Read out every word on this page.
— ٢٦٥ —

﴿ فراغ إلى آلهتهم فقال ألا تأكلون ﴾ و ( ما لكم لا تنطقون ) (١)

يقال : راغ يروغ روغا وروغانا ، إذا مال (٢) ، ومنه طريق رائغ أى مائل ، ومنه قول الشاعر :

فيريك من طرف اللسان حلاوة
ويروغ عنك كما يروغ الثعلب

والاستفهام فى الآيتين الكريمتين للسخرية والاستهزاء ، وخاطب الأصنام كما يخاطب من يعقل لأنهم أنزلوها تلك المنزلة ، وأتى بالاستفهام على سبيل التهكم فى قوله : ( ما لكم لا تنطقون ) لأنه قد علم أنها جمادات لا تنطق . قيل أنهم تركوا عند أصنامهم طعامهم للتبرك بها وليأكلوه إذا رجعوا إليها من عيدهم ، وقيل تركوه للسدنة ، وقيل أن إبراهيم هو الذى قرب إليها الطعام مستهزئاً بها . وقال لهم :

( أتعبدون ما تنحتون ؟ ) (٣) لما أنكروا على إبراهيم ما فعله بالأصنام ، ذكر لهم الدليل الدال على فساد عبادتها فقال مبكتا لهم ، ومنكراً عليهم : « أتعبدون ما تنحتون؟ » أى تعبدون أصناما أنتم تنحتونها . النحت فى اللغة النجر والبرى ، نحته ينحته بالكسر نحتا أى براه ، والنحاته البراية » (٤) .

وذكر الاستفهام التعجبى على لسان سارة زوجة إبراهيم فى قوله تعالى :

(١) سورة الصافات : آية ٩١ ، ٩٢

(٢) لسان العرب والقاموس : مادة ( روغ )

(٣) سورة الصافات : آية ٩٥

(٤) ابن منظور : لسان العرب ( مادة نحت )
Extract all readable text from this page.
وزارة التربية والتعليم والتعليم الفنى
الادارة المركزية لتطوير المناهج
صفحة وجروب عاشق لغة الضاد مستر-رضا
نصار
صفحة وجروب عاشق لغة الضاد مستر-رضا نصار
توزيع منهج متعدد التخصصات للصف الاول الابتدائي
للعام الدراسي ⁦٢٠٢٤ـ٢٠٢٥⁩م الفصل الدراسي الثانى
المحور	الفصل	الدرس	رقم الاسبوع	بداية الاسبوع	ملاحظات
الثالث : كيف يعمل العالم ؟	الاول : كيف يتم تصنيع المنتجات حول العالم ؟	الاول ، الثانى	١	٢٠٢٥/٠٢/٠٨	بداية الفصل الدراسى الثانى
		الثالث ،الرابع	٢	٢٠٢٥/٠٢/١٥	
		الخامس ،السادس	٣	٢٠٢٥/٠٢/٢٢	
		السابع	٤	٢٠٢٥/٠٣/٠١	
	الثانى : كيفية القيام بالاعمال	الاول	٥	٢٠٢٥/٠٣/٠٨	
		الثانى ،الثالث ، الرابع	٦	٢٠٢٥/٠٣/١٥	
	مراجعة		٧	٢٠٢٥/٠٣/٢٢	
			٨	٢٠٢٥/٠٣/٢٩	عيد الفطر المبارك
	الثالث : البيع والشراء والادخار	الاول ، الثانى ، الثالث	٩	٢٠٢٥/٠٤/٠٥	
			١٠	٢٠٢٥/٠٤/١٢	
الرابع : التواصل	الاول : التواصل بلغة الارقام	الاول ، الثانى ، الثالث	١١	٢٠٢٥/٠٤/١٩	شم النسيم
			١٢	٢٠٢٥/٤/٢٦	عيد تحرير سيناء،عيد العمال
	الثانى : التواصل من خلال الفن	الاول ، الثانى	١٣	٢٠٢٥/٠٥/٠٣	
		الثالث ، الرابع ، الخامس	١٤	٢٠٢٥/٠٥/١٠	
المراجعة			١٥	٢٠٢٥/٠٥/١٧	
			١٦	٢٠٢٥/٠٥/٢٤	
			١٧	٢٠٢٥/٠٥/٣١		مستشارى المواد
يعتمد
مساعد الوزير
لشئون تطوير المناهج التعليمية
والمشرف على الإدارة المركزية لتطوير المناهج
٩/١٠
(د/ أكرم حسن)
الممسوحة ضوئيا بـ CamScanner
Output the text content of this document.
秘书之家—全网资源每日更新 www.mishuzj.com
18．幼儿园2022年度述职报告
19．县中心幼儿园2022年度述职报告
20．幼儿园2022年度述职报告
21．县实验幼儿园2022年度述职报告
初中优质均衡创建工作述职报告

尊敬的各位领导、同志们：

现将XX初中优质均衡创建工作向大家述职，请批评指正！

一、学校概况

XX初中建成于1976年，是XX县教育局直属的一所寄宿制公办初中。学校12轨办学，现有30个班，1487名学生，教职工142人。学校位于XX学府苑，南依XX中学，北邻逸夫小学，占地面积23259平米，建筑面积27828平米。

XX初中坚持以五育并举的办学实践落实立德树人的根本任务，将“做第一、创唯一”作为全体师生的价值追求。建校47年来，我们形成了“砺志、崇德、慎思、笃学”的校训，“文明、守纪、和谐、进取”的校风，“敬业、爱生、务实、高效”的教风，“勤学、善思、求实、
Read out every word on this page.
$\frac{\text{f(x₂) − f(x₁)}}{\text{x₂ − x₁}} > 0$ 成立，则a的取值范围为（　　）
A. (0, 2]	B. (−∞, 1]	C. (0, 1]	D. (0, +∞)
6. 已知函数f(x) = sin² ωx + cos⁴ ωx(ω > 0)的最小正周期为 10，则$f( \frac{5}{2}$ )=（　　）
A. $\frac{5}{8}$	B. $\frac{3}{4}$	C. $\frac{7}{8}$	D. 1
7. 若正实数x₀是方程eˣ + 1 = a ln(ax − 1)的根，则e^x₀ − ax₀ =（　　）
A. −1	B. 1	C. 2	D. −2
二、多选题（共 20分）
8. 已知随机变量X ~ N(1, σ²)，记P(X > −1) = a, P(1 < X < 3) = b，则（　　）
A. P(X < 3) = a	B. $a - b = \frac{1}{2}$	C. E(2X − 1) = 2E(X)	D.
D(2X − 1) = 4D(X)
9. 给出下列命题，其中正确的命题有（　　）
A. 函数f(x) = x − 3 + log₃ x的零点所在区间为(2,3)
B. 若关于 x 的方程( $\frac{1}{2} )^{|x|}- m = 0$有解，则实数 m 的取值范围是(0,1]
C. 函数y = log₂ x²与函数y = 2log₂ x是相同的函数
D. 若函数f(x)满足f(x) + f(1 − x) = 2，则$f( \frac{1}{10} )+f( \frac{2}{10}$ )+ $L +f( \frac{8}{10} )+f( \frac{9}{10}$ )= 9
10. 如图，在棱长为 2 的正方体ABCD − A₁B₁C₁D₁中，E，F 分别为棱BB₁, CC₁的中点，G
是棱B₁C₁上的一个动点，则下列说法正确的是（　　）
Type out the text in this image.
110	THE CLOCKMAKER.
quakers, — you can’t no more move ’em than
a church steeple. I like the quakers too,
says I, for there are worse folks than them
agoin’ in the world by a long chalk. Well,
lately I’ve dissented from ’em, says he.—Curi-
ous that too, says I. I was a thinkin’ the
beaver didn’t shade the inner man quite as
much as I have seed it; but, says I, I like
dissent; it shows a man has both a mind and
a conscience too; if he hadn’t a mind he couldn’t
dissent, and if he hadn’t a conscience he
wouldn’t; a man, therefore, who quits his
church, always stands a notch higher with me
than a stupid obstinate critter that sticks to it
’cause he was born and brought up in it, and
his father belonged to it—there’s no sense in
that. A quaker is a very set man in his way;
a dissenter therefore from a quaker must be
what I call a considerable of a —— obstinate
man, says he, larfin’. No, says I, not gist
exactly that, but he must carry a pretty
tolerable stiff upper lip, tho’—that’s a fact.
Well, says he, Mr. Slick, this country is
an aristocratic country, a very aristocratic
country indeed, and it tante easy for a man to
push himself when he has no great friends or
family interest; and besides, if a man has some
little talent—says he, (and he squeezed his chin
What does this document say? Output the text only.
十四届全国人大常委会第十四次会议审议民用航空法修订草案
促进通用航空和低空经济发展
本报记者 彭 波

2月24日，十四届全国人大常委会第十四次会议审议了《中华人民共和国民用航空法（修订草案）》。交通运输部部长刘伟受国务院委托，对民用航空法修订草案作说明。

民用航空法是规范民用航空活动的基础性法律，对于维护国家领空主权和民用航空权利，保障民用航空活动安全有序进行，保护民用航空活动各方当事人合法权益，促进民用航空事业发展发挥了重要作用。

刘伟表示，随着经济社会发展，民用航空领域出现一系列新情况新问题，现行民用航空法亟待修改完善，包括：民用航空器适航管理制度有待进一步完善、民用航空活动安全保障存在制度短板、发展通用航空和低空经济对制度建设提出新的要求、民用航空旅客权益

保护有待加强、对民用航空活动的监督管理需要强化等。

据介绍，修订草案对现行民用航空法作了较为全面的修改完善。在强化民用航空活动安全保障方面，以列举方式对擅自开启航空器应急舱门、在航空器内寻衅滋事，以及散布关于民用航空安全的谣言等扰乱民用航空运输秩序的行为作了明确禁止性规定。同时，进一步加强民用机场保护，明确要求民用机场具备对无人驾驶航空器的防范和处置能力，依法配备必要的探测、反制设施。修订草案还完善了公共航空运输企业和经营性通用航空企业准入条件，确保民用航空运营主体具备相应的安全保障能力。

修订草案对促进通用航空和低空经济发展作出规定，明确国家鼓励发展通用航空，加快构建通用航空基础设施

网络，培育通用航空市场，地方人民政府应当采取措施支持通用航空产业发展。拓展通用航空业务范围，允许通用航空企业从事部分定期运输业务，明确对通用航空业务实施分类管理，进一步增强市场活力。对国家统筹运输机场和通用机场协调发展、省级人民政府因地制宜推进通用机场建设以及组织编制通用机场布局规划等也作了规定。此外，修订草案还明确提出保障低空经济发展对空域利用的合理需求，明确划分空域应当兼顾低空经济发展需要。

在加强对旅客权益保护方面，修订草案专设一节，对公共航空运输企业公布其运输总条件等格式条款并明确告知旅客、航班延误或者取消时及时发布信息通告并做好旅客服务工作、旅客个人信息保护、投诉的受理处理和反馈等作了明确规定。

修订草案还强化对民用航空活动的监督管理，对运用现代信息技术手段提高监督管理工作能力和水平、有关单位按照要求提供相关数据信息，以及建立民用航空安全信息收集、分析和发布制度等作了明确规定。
__________
Exercise objective
Wherever the string "الرابع" appears in the entries above, list that line.

Reply to the task
		الثالث ،الرابع	٢	٢٠٢٥/٠٢/١٥	
		الثانى ،الثالث ، الرابع	٦	٢٠٢٥/٠٣/١٥	
الرابع : التواصل	الاول : التواصل بلغة الارقام	الاول ، الثانى ، الثالث	١١	٢٠٢٥/٠٤/١٩	شم النسيم
		الثالث ، الرابع ، الخامس	١٤	٢٠٢٥/٠٥/١٠	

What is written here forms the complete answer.